Records provided -
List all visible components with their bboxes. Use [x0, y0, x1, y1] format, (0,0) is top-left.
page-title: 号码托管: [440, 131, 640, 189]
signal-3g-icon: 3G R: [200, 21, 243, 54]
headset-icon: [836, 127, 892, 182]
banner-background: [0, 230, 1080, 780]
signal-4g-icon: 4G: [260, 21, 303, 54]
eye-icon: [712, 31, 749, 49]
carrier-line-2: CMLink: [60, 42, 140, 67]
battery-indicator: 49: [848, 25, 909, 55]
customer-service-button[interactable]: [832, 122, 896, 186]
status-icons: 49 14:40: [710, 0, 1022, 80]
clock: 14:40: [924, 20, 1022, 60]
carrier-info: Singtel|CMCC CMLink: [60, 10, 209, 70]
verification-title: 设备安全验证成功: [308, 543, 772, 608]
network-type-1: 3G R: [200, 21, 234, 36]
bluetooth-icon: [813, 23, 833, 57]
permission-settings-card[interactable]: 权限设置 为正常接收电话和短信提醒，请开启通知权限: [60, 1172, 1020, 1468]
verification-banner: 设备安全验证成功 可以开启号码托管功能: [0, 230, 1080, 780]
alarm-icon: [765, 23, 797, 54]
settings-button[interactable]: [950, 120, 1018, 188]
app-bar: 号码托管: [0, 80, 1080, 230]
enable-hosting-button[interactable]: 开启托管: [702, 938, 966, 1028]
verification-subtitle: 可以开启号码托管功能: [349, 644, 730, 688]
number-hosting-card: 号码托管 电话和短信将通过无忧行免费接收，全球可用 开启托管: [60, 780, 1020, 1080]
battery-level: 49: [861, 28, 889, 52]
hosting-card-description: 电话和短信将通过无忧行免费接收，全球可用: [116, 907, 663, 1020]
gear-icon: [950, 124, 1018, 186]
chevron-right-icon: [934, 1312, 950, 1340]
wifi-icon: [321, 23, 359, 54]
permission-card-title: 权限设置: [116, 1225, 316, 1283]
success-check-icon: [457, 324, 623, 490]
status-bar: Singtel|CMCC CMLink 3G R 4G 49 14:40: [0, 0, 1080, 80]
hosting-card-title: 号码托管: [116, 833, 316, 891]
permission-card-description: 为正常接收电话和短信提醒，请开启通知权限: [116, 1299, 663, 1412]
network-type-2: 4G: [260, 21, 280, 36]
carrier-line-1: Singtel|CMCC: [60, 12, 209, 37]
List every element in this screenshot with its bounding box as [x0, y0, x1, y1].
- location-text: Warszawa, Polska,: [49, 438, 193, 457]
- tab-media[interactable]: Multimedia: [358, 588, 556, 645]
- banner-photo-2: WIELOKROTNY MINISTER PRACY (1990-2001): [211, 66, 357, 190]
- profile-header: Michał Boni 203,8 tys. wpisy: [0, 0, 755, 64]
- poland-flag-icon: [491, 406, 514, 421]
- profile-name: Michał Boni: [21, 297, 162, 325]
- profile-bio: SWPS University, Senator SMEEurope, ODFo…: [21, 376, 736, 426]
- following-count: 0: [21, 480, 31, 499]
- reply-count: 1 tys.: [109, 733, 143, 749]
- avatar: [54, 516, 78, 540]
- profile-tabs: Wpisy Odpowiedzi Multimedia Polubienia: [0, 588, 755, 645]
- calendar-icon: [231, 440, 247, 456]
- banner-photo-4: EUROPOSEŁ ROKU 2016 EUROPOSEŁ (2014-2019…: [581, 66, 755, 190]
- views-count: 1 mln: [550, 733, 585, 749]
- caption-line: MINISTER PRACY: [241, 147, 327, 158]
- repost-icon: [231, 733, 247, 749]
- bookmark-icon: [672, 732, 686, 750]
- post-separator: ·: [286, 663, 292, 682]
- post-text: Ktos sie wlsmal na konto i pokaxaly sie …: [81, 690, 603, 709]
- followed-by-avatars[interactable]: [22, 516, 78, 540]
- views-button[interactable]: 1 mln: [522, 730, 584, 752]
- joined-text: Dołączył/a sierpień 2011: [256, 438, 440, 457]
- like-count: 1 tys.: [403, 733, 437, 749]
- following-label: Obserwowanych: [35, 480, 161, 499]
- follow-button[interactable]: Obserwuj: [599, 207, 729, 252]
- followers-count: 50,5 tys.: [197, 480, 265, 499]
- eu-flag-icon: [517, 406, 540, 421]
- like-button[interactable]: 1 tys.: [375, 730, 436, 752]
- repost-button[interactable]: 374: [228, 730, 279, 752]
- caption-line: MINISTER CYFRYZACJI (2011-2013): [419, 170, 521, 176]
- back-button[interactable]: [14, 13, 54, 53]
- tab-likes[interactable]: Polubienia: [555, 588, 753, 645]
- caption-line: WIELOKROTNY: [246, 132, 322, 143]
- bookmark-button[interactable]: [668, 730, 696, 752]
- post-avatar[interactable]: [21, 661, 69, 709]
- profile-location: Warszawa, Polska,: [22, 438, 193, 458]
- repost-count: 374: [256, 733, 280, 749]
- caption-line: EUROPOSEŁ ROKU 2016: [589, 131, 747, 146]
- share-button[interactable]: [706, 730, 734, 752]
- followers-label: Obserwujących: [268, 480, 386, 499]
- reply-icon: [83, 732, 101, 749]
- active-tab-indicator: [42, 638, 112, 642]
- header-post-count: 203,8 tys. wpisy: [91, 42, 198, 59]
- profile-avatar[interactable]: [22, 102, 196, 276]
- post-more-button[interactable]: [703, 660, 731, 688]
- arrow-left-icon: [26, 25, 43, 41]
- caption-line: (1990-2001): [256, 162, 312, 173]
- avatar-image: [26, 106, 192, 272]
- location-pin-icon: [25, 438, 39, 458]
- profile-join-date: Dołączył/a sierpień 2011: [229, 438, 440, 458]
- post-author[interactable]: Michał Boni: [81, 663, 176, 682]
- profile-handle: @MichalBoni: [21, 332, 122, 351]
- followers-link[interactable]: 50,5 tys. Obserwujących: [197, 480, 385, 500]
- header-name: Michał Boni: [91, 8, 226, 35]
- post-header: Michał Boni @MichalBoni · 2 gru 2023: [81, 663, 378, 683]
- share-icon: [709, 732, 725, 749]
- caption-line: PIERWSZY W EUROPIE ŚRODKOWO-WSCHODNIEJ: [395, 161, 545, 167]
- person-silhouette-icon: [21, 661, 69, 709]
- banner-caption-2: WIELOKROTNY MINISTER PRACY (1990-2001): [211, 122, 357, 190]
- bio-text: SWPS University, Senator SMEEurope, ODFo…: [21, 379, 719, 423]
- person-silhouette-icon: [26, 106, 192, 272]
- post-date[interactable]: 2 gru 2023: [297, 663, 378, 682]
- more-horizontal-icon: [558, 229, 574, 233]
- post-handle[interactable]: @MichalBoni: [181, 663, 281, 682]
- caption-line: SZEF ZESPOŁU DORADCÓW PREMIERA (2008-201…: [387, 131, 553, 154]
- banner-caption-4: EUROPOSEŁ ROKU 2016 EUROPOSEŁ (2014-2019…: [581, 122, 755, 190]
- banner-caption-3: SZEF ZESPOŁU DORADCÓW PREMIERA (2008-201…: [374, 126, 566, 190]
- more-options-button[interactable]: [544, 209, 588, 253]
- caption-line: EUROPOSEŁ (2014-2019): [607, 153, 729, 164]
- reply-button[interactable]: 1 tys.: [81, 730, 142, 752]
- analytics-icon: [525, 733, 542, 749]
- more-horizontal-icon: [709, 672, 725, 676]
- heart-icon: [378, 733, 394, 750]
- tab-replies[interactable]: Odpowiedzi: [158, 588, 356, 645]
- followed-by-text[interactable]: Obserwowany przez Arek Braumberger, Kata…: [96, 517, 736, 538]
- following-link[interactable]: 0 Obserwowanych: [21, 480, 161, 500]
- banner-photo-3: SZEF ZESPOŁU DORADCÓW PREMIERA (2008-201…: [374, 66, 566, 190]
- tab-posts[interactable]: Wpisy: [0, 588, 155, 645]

Exercise goal -
Output every line of the rows above as a JSON list of strings, one string per line, with blank lines left out.

Response -
[
  "List all visible components with their bboxes. Use [x0, y0, x1, y1] format, (0,0) is top-left.",
  "page-title: 号码托管: [440, 131, 640, 189]",
  "signal-3g-icon: 3G R: [200, 21, 243, 54]",
  "headset-icon: [836, 127, 892, 182]",
  "banner-background: [0, 230, 1080, 780]",
  "signal-4g-icon: 4G: [260, 21, 303, 54]",
  "eye-icon: [712, 31, 749, 49]",
  "carrier-line-2: CMLink: [60, 42, 140, 67]",
  "battery-indicator: 49: [848, 25, 909, 55]",
  "customer-service-button[interactable]: [832, 122, 896, 186]",
  "status-icons: 49 14:40: [710, 0, 1022, 80]",
  "clock: 14:40: [924, 20, 1022, 60]",
  "carrier-info: Singtel|CMCC CMLink: [60, 10, 209, 70]",
  "verification-title: 设备安全验证成功: [308, 543, 772, 608]",
  "network-type-1: 3G R: [200, 21, 234, 36]",
  "bluetooth-icon: [813, 23, 833, 57]",
  "permission-settings-card[interactable]: 权限设置 为正常接收电话和短信提醒，请开启通知权限: [60, 1172, 1020, 1468]",
  "verification-banner: 设备安全验证成功 可以开启号码托管功能: [0, 230, 1080, 780]",
  "alarm-icon: [765, 23, 797, 54]",
  "settings-button[interactable]: [950, 120, 1018, 188]",
  "app-bar: 号码托管: [0, 80, 1080, 230]",
  "enable-hosting-button[interactable]: 开启托管: [702, 938, 966, 1028]",
  "verification-subtitle: 可以开启号码托管功能: [349, 644, 730, 688]",
  "number-hosting-card: 号码托管 电话和短信将通过无忧行免费接收，全球可用 开启托管: [60, 780, 1020, 1080]",
  "battery-level: 49: [861, 28, 889, 52]",
  "hosting-card-description: 电话和短信将通过无忧行免费接收，全球可用: [116, 907, 663, 1020]",
  "gear-icon: [950, 124, 1018, 186]",
  "chevron-right-icon: [934, 1312, 950, 1340]",
  "wifi-icon: [321, 23, 359, 54]",
  "permission-card-title: 权限设置: [116, 1225, 316, 1283]",
  "success-check-icon: [457, 324, 623, 490]",
  "status-bar: Singtel|CMCC CMLink 3G R 4G 49 14:40: [0, 0, 1080, 80]",
  "hosting-card-title: 号码托管: [116, 833, 316, 891]",
  "permission-card-description: 为正常接收电话和短信提醒，请开启通知权限: [116, 1299, 663, 1412]",
  "network-type-2: 4G: [260, 21, 280, 36]",
  "carrier-line-1: Singtel|CMCC: [60, 12, 209, 37]",
  "List every element in this screenshot with its bounding box as [x0, y0, x1, y1].",
  "- location-text: Warszawa, Polska,: [49, 438, 193, 457]",
  "- tab-media[interactable]: Multimedia: [358, 588, 556, 645]",
  "- banner-photo-2: WIELOKROTNY MINISTER PRACY (1990-2001): [211, 66, 357, 190]",
  "- profile-header: Michał Boni 203,8 tys. wpisy: [0, 0, 755, 64]",
  "- poland-flag-icon: [491, 406, 514, 421]",
  "- profile-name: Michał Boni: [21, 297, 162, 325]",
  "- profile-bio: SWPS University, Senator SMEEurope, ODFo…: [21, 376, 736, 426]",
  "- following-count: 0: [21, 480, 31, 499]",
  "- reply-count: 1 tys.: [109, 733, 143, 749]",
  "- avatar: [54, 516, 78, 540]",
  "- profile-tabs: Wpisy Odpowiedzi Multimedia Polubienia: [0, 588, 755, 645]",
  "- calendar-icon: [231, 440, 247, 456]",
  "- banner-photo-4: EUROPOSEŁ ROKU 2016 EUROPOSEŁ (2014-2019…: [581, 66, 755, 190]",
  "- views-count: 1 mln: [550, 733, 585, 749]",
  "- caption-line: MINISTER PRACY: [241, 147, 327, 158]",
  "- repost-icon: [231, 733, 247, 749]",
  "- bookmark-icon: [672, 732, 686, 750]",
  "- post-separator: ·: [286, 663, 292, 682]",
  "- post-text: Ktos sie wlsmal na konto i pokaxaly sie …: [81, 690, 603, 709]",
  "- followed-by-avatars[interactable]: [22, 516, 78, 540]",
  "- views-button[interactable]: 1 mln: [522, 730, 584, 752]",
  "- joined-text: Dołączył/a sierpień 2011: [256, 438, 440, 457]",
  "- like-count: 1 tys.: [403, 733, 437, 749]",
  "- following-label: Obserwowanych: [35, 480, 161, 499]",
  "- follow-button[interactable]: Obserwuj: [599, 207, 729, 252]",
  "- followers-count: 50,5 tys.: [197, 480, 265, 499]",
  "- eu-flag-icon: [517, 406, 540, 421]",
  "- like-button[interactable]: 1 tys.: [375, 730, 436, 752]",
  "- repost-button[interactable]: 374: [228, 730, 279, 752]",
  "- caption-line: MINISTER CYFRYZACJI (2011-2013): [419, 170, 521, 176]",
  "- back-button[interactable]: [14, 13, 54, 53]",
  "- tab-likes[interactable]: Polubienia: [555, 588, 753, 645]",
  "- caption-line: WIELOKROTNY: [246, 132, 322, 143]",
  "- bookmark-button[interactable]: [668, 730, 696, 752]",
  "- post-avatar[interactable]: [21, 661, 69, 709]",
  "- profile-location: Warszawa, Polska,: [22, 438, 193, 458]",
  "- repost-count: 374: [256, 733, 280, 749]",
  "- caption-line: EUROPOSEŁ ROKU 2016: [589, 131, 747, 146]",
  "- share-button[interactable]: [706, 730, 734, 752]",
  "- followers-label: Obserwujących: [268, 480, 386, 499]",
  "- reply-icon: [83, 732, 101, 749]",
  "- active-tab-indicator: [42, 638, 112, 642]",
  "- header-post-count: 203,8 tys. wpisy: [91, 42, 198, 59]",
  "- profile-avatar[interactable]: [22, 102, 196, 276]",
  "- post-more-button[interactable]: [703, 660, 731, 688]",
  "- arrow-left-icon: [26, 25, 43, 41]",
  "- caption-line: (1990-2001): [256, 162, 312, 173]",
  "- avatar-image: [26, 106, 192, 272]",
  "- location-pin-icon: [25, 438, 39, 458]",
  "- profile-join-date: Dołączył/a sierpień 2011: [229, 438, 440, 458]",
  "- post-author[interactable]: Michał Boni: [81, 663, 176, 682]",
  "- profile-handle: @MichalBoni: [21, 332, 122, 351]",
  "- followers-link[interactable]: 50,5 tys. Obserwujących: [197, 480, 385, 500]",
  "- header-name: Michał Boni: [91, 8, 226, 35]",
  "- post-header: Michał Boni @MichalBoni · 2 gru 2023: [81, 663, 378, 683]",
  "- share-icon: [709, 732, 725, 749]",
  "- caption-line: PIERWSZY W EUROPIE ŚRODKOWO-WSCHODNIEJ: [395, 161, 545, 167]",
  "- person-silhouette-icon: [21, 661, 69, 709]",
  "- banner-caption-2: WIELOKROTNY MINISTER PRACY (1990-2001): [211, 122, 357, 190]",
  "- bio-text: SWPS University, Senator SMEEurope, ODFo…: [21, 379, 719, 423]",
  "- person-silhouette-icon: [26, 106, 192, 272]",
  "- post-date[interactable]: 2 gru 2023: [297, 663, 378, 682]",
  "- more-horizontal-icon: [558, 229, 574, 233]",
  "- post-handle[interactable]: @MichalBoni: [181, 663, 281, 682]",
  "- caption-line: SZEF ZESPOŁU DORADCÓW PREMIERA (2008-201…: [387, 131, 553, 154]",
  "- banner-caption-4: EUROPOSEŁ ROKU 2016 EUROPOSEŁ (2014-2019…: [581, 122, 755, 190]",
  "- banner-caption-3: SZEF ZESPOŁU DORADCÓW PREMIERA (2008-201…: [374, 126, 566, 190]",
  "- more-options-button[interactable]: [544, 209, 588, 253]",
  "- caption-line: EUROPOSEŁ (2014-2019): [607, 153, 729, 164]",
  "- reply-button[interactable]: 1 tys.: [81, 730, 142, 752]",
  "- analytics-icon: [525, 733, 542, 749]",
  "- more-horizontal-icon: [709, 672, 725, 676]",
  "- heart-icon: [378, 733, 394, 750]",
  "- tab-replies[interactable]: Odpowiedzi: [158, 588, 356, 645]",
  "- followed-by-text[interactable]: Obserwowany przez Arek Braumberger, Kata…: [96, 517, 736, 538]",
  "- following-link[interactable]: 0 Obserwowanych: [21, 480, 161, 500]",
  "- banner-photo-3: SZEF ZESPOŁU DORADCÓW PREMIERA (2008-201…: [374, 66, 566, 190]",
  "- tab-posts[interactable]: Wpisy: [0, 588, 155, 645]"
]